> Objective: Quote, verbatim, all material below, without pictures.

> Data provided:
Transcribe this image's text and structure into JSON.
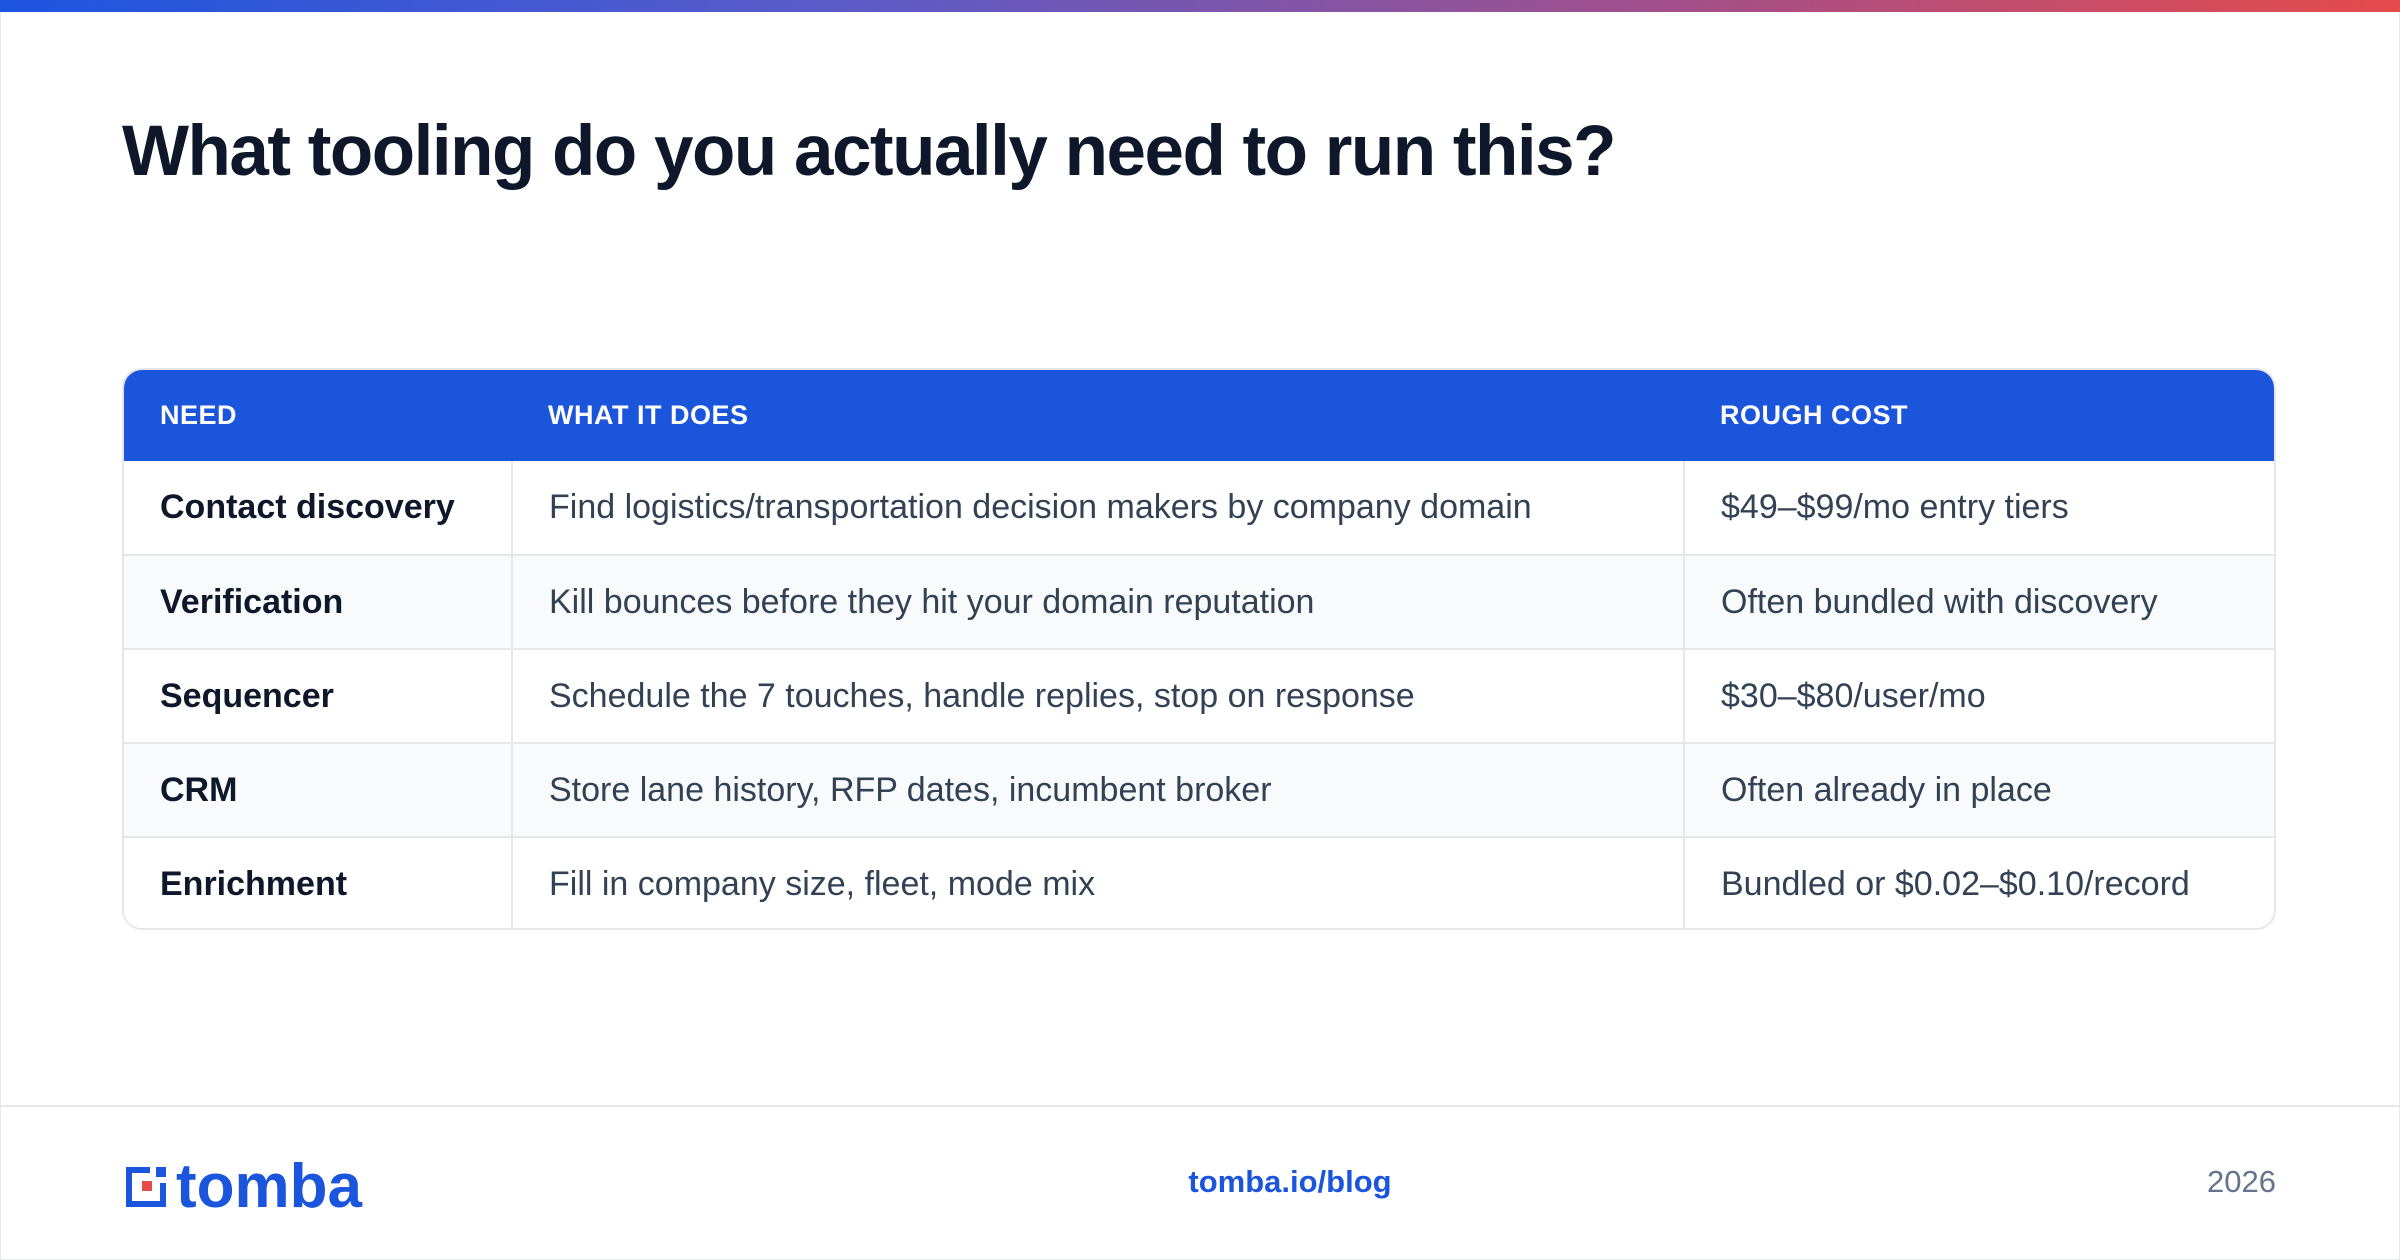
{
  "title": "What tooling do you actually need to run this?",
  "table": {
    "headers": [
      "NEED",
      "WHAT IT DOES",
      "ROUGH COST"
    ],
    "rows": [
      [
        "Contact discovery",
        "Find logistics/transportation decision makers by company domain",
        "$49–$99/mo entry tiers"
      ],
      [
        "Verification",
        "Kill bounces before they hit your domain reputation",
        "Often bundled with discovery"
      ],
      [
        "Sequencer",
        "Schedule the 7 touches, handle replies, stop on response",
        "$30–$80/user/mo"
      ],
      [
        "CRM",
        "Store lane history, RFP dates, incumbent broker",
        "Often already in place"
      ],
      [
        "Enrichment",
        "Fill in company size, fleet, mode mix",
        "Bundled or $0.02–$0.10/record"
      ]
    ]
  },
  "footer": {
    "logo_text": "tomba",
    "link": "tomba.io/blog",
    "year": "2026"
  },
  "colors": {
    "brand_blue": "#1b55dc",
    "accent_red": "#e64b4b",
    "title_dark": "#0f172a"
  }
}
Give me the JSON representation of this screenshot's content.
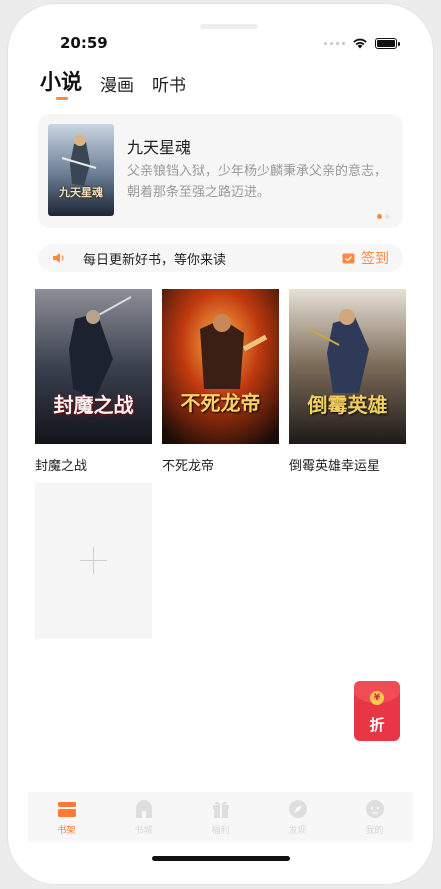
{
  "status_bar": {
    "time": "20:59"
  },
  "top_tabs": [
    {
      "label": "小说",
      "active": true
    },
    {
      "label": "漫画",
      "active": false
    },
    {
      "label": "听书",
      "active": false
    }
  ],
  "featured": {
    "title": "九天星魂",
    "description": "父亲锒铛入狱，少年杨少麟秉承父亲的意志，朝着那条至强之路迈进。",
    "cover_text": "九天星魂"
  },
  "notice": {
    "text": "每日更新好书，等你来读",
    "signin_label": "签到"
  },
  "books": [
    {
      "title": "封魔之战",
      "cover_text": "封魔之战"
    },
    {
      "title": "不死龙帝",
      "cover_text": "不死龙帝"
    },
    {
      "title": "倒霉英雄幸运星",
      "cover_text": "倒霉英雄"
    }
  ],
  "redpack": {
    "label": "折",
    "coin": "¥"
  },
  "bottom_tabs": [
    {
      "label": "书架",
      "icon": "bookshelf-icon",
      "active": true
    },
    {
      "label": "书城",
      "icon": "bookstore-icon",
      "active": false
    },
    {
      "label": "福利",
      "icon": "gift-icon",
      "active": false
    },
    {
      "label": "发现",
      "icon": "discover-icon",
      "active": false
    },
    {
      "label": "我的",
      "icon": "profile-icon",
      "active": false
    }
  ],
  "colors": {
    "accent": "#ff8a3d",
    "redpack": "#e93645"
  }
}
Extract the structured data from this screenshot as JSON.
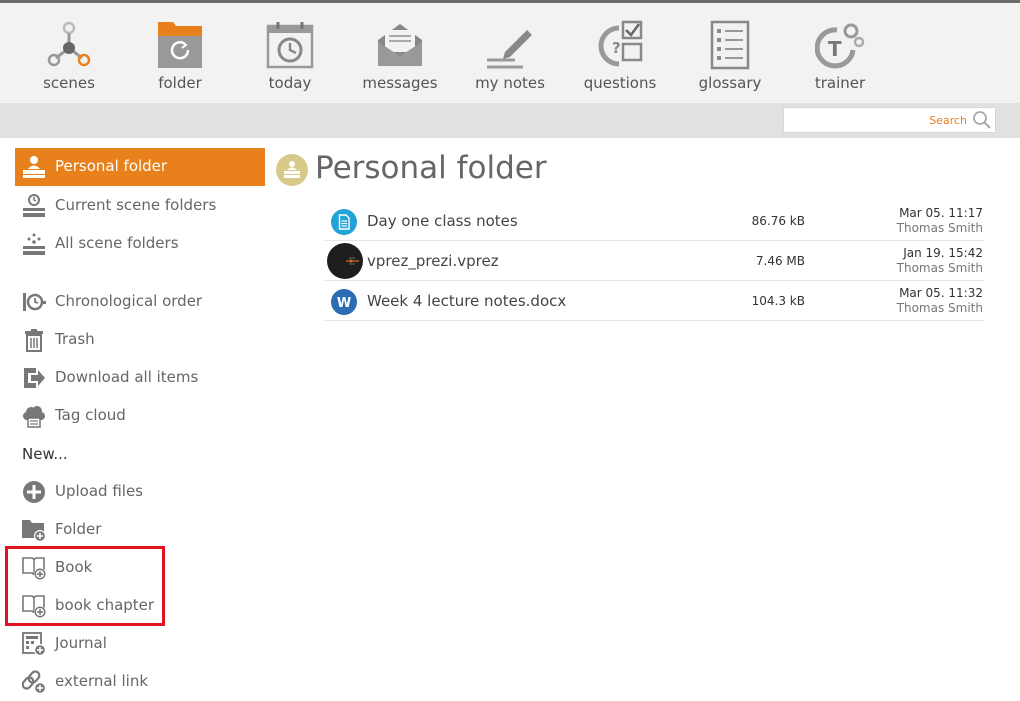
{
  "topnav": {
    "items": [
      {
        "label": "scenes",
        "icon": "scenes-icon"
      },
      {
        "label": "folder",
        "icon": "folder-icon"
      },
      {
        "label": "today",
        "icon": "calendar-icon"
      },
      {
        "label": "messages",
        "icon": "envelope-icon"
      },
      {
        "label": "my notes",
        "icon": "pencil-icon"
      },
      {
        "label": "questions",
        "icon": "questions-icon"
      },
      {
        "label": "glossary",
        "icon": "glossary-icon"
      },
      {
        "label": "trainer",
        "icon": "trainer-icon"
      }
    ]
  },
  "search": {
    "label": "Search",
    "icon": "magnifier-icon"
  },
  "sidebar": {
    "items": [
      {
        "label": "Personal folder",
        "icon": "user-folder-icon",
        "active": true
      },
      {
        "label": "Current scene folders",
        "icon": "clock-folder-icon"
      },
      {
        "label": "All scene folders",
        "icon": "scatter-folder-icon"
      },
      {
        "label": "Chronological order",
        "icon": "timeline-icon"
      },
      {
        "label": "Trash",
        "icon": "trash-icon"
      },
      {
        "label": "Download all items",
        "icon": "download-icon"
      },
      {
        "label": "Tag cloud",
        "icon": "tag-cloud-icon"
      }
    ],
    "new_heading": "New...",
    "new_items": [
      {
        "label": "Upload files",
        "icon": "plus-circle-icon"
      },
      {
        "label": "Folder",
        "icon": "new-folder-icon"
      },
      {
        "label": "Book",
        "icon": "book-add-icon"
      },
      {
        "label": "book chapter",
        "icon": "book-add-icon"
      },
      {
        "label": "Journal",
        "icon": "journal-add-icon"
      },
      {
        "label": "external link",
        "icon": "link-add-icon"
      }
    ]
  },
  "main": {
    "title": "Personal folder",
    "files": [
      {
        "name": "Day one class notes",
        "size": "86.76 kB",
        "date": "Mar 05. 11:17",
        "owner": "Thomas Smith",
        "icon": "document-icon",
        "icon_color": "#22a4d6"
      },
      {
        "name": "vprez_prezi.vprez",
        "size": "7.46 MB",
        "date": "Jan 19. 15:42",
        "owner": "Thomas Smith",
        "icon": "prezi-thumbnail-icon",
        "icon_color": "#1e1e1e"
      },
      {
        "name": "Week 4 lecture notes.docx",
        "size": "104.3 kB",
        "date": "Mar 05. 11:32",
        "owner": "Thomas Smith",
        "icon": "word-icon",
        "icon_color": "#2b6cb3",
        "icon_letter": "W"
      }
    ]
  },
  "colors": {
    "accent": "#e8811c",
    "highlight": "#e0141e",
    "icon_gray": "#7a7a7a"
  }
}
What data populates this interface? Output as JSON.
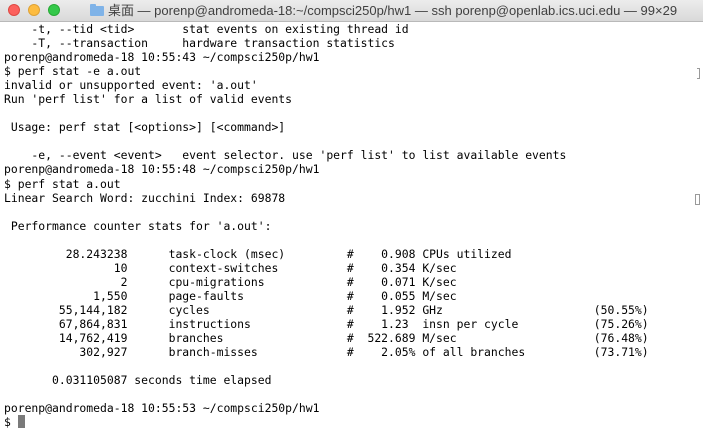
{
  "window": {
    "title": "桌面 — porenp@andromeda-18:~/compsci250p/hw1 — ssh porenp@openlab.ics.uci.edu — 99×29",
    "folder_icon": "folder-icon"
  },
  "terminal": {
    "lines": [
      "    -t, --tid <tid>       stat events on existing thread id",
      "    -T, --transaction     hardware transaction statistics",
      "porenp@andromeda-18 10:55:43 ~/compsci250p/hw1",
      "$ perf stat -e a.out",
      "invalid or unsupported event: 'a.out'",
      "Run 'perf list' for a list of valid events",
      "",
      " Usage: perf stat [<options>] [<command>]",
      "",
      "    -e, --event <event>   event selector. use 'perf list' to list available events",
      "porenp@andromeda-18 10:55:48 ~/compsci250p/hw1",
      "$ perf stat a.out",
      "Linear Search Word: zucchini Index: 69878",
      "",
      " Performance counter stats for 'a.out':",
      "",
      "         28.243238      task-clock (msec)         #    0.908 CPUs utilized",
      "                10      context-switches          #    0.354 K/sec",
      "                 2      cpu-migrations            #    0.071 K/sec",
      "             1,550      page-faults               #    0.055 M/sec",
      "        55,144,182      cycles                    #    1.952 GHz                      (50.55%)",
      "        67,864,831      instructions              #    1.23  insn per cycle           (75.26%)",
      "        14,762,419      branches                  #  522.689 M/sec                    (76.48%)",
      "           302,927      branch-misses             #    2.05% of all branches          (73.71%)",
      "",
      "       0.031105087 seconds time elapsed",
      "",
      "porenp@andromeda-18 10:55:53 ~/compsci250p/hw1",
      "$ "
    ]
  }
}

> Answer:
Transcribe this image's text and structure into JSON.
{
  "title": "What tooling do you actually need to run this?",
  "table": {
    "headers": [
      "NEED",
      "WHAT IT DOES",
      "ROUGH COST"
    ],
    "rows": [
      [
        "Contact discovery",
        "Find logistics/transportation decision makers by company domain",
        "$49–$99/mo entry tiers"
      ],
      [
        "Verification",
        "Kill bounces before they hit your domain reputation",
        "Often bundled with discovery"
      ],
      [
        "Sequencer",
        "Schedule the 7 touches, handle replies, stop on response",
        "$30–$80/user/mo"
      ],
      [
        "CRM",
        "Store lane history, RFP dates, incumbent broker",
        "Often already in place"
      ],
      [
        "Enrichment",
        "Fill in company size, fleet, mode mix",
        "Bundled or $0.02–$0.10/record"
      ]
    ]
  },
  "footer": {
    "logo_text": "tomba",
    "link": "tomba.io/blog",
    "year": "2026"
  },
  "colors": {
    "brand_blue": "#1b55dc",
    "accent_red": "#e64b4b",
    "title_dark": "#0f172a"
  }
}
Give me the JSON representation of this screenshot's content.
{
  "status_bar": {
    "time": "20:59"
  },
  "top_tabs": [
    {
      "label": "小说",
      "active": true
    },
    {
      "label": "漫画",
      "active": false
    },
    {
      "label": "听书",
      "active": false
    }
  ],
  "featured": {
    "title": "九天星魂",
    "description": "父亲锒铛入狱，少年杨少麟秉承父亲的意志，朝着那条至强之路迈进。",
    "cover_text": "九天星魂"
  },
  "notice": {
    "text": "每日更新好书，等你来读",
    "signin_label": "签到"
  },
  "books": [
    {
      "title": "封魔之战",
      "cover_text": "封魔之战"
    },
    {
      "title": "不死龙帝",
      "cover_text": "不死龙帝"
    },
    {
      "title": "倒霉英雄幸运星",
      "cover_text": "倒霉英雄"
    }
  ],
  "redpack": {
    "label": "折",
    "coin": "¥"
  },
  "bottom_tabs": [
    {
      "label": "书架",
      "icon": "bookshelf-icon",
      "active": true
    },
    {
      "label": "书城",
      "icon": "bookstore-icon",
      "active": false
    },
    {
      "label": "福利",
      "icon": "gift-icon",
      "active": false
    },
    {
      "label": "发现",
      "icon": "discover-icon",
      "active": false
    },
    {
      "label": "我的",
      "icon": "profile-icon",
      "active": false
    }
  ],
  "colors": {
    "accent": "#ff8a3d",
    "redpack": "#e93645"
  }
}
Extract the structured data from this screenshot as JSON.
{
  "topnav": {
    "items": [
      {
        "label": "scenes",
        "icon": "scenes-icon"
      },
      {
        "label": "folder",
        "icon": "folder-icon"
      },
      {
        "label": "today",
        "icon": "calendar-icon"
      },
      {
        "label": "messages",
        "icon": "envelope-icon"
      },
      {
        "label": "my notes",
        "icon": "pencil-icon"
      },
      {
        "label": "questions",
        "icon": "questions-icon"
      },
      {
        "label": "glossary",
        "icon": "glossary-icon"
      },
      {
        "label": "trainer",
        "icon": "trainer-icon"
      }
    ]
  },
  "search": {
    "label": "Search",
    "icon": "magnifier-icon"
  },
  "sidebar": {
    "items": [
      {
        "label": "Personal folder",
        "icon": "user-folder-icon",
        "active": true
      },
      {
        "label": "Current scene folders",
        "icon": "clock-folder-icon"
      },
      {
        "label": "All scene folders",
        "icon": "scatter-folder-icon"
      },
      {
        "label": "Chronological order",
        "icon": "timeline-icon"
      },
      {
        "label": "Trash",
        "icon": "trash-icon"
      },
      {
        "label": "Download all items",
        "icon": "download-icon"
      },
      {
        "label": "Tag cloud",
        "icon": "tag-cloud-icon"
      }
    ],
    "new_heading": "New...",
    "new_items": [
      {
        "label": "Upload files",
        "icon": "plus-circle-icon"
      },
      {
        "label": "Folder",
        "icon": "new-folder-icon"
      },
      {
        "label": "Book",
        "icon": "book-add-icon"
      },
      {
        "label": "book chapter",
        "icon": "book-add-icon"
      },
      {
        "label": "Journal",
        "icon": "journal-add-icon"
      },
      {
        "label": "external link",
        "icon": "link-add-icon"
      }
    ]
  },
  "main": {
    "title": "Personal folder",
    "files": [
      {
        "name": "Day one class notes",
        "size": "86.76 kB",
        "date": "Mar 05. 11:17",
        "owner": "Thomas Smith",
        "icon": "document-icon",
        "icon_color": "#22a4d6"
      },
      {
        "name": "vprez_prezi.vprez",
        "size": "7.46 MB",
        "date": "Jan 19. 15:42",
        "owner": "Thomas Smith",
        "icon": "prezi-thumbnail-icon",
        "icon_color": "#1e1e1e"
      },
      {
        "name": "Week 4 lecture notes.docx",
        "size": "104.3 kB",
        "date": "Mar 05. 11:32",
        "owner": "Thomas Smith",
        "icon": "word-icon",
        "icon_color": "#2b6cb3",
        "icon_letter": "W"
      }
    ]
  },
  "colors": {
    "accent": "#e8811c",
    "highlight": "#e0141e",
    "icon_gray": "#7a7a7a"
  }
}
What data populates this interface? Output as JSON.
{
  "window": {
    "title": "桌面 — porenp@andromeda-18:~/compsci250p/hw1 — ssh porenp@openlab.ics.uci.edu — 99×29",
    "folder_icon": "folder-icon"
  },
  "terminal": {
    "lines": [
      "    -t, --tid <tid>       stat events on existing thread id",
      "    -T, --transaction     hardware transaction statistics",
      "porenp@andromeda-18 10:55:43 ~/compsci250p/hw1",
      "$ perf stat -e a.out",
      "invalid or unsupported event: 'a.out'",
      "Run 'perf list' for a list of valid events",
      "",
      " Usage: perf stat [<options>] [<command>]",
      "",
      "    -e, --event <event>   event selector. use 'perf list' to list available events",
      "porenp@andromeda-18 10:55:48 ~/compsci250p/hw1",
      "$ perf stat a.out",
      "Linear Search Word: zucchini Index: 69878",
      "",
      " Performance counter stats for 'a.out':",
      "",
      "         28.243238      task-clock (msec)         #    0.908 CPUs utilized",
      "                10      context-switches          #    0.354 K/sec",
      "                 2      cpu-migrations            #    0.071 K/sec",
      "             1,550      page-faults               #    0.055 M/sec",
      "        55,144,182      cycles                    #    1.952 GHz                      (50.55%)",
      "        67,864,831      instructions              #    1.23  insn per cycle           (75.26%)",
      "        14,762,419      branches                  #  522.689 M/sec                    (76.48%)",
      "           302,927      branch-misses             #    2.05% of all branches          (73.71%)",
      "",
      "       0.031105087 seconds time elapsed",
      "",
      "porenp@andromeda-18 10:55:53 ~/compsci250p/hw1",
      "$ "
    ]
  }
}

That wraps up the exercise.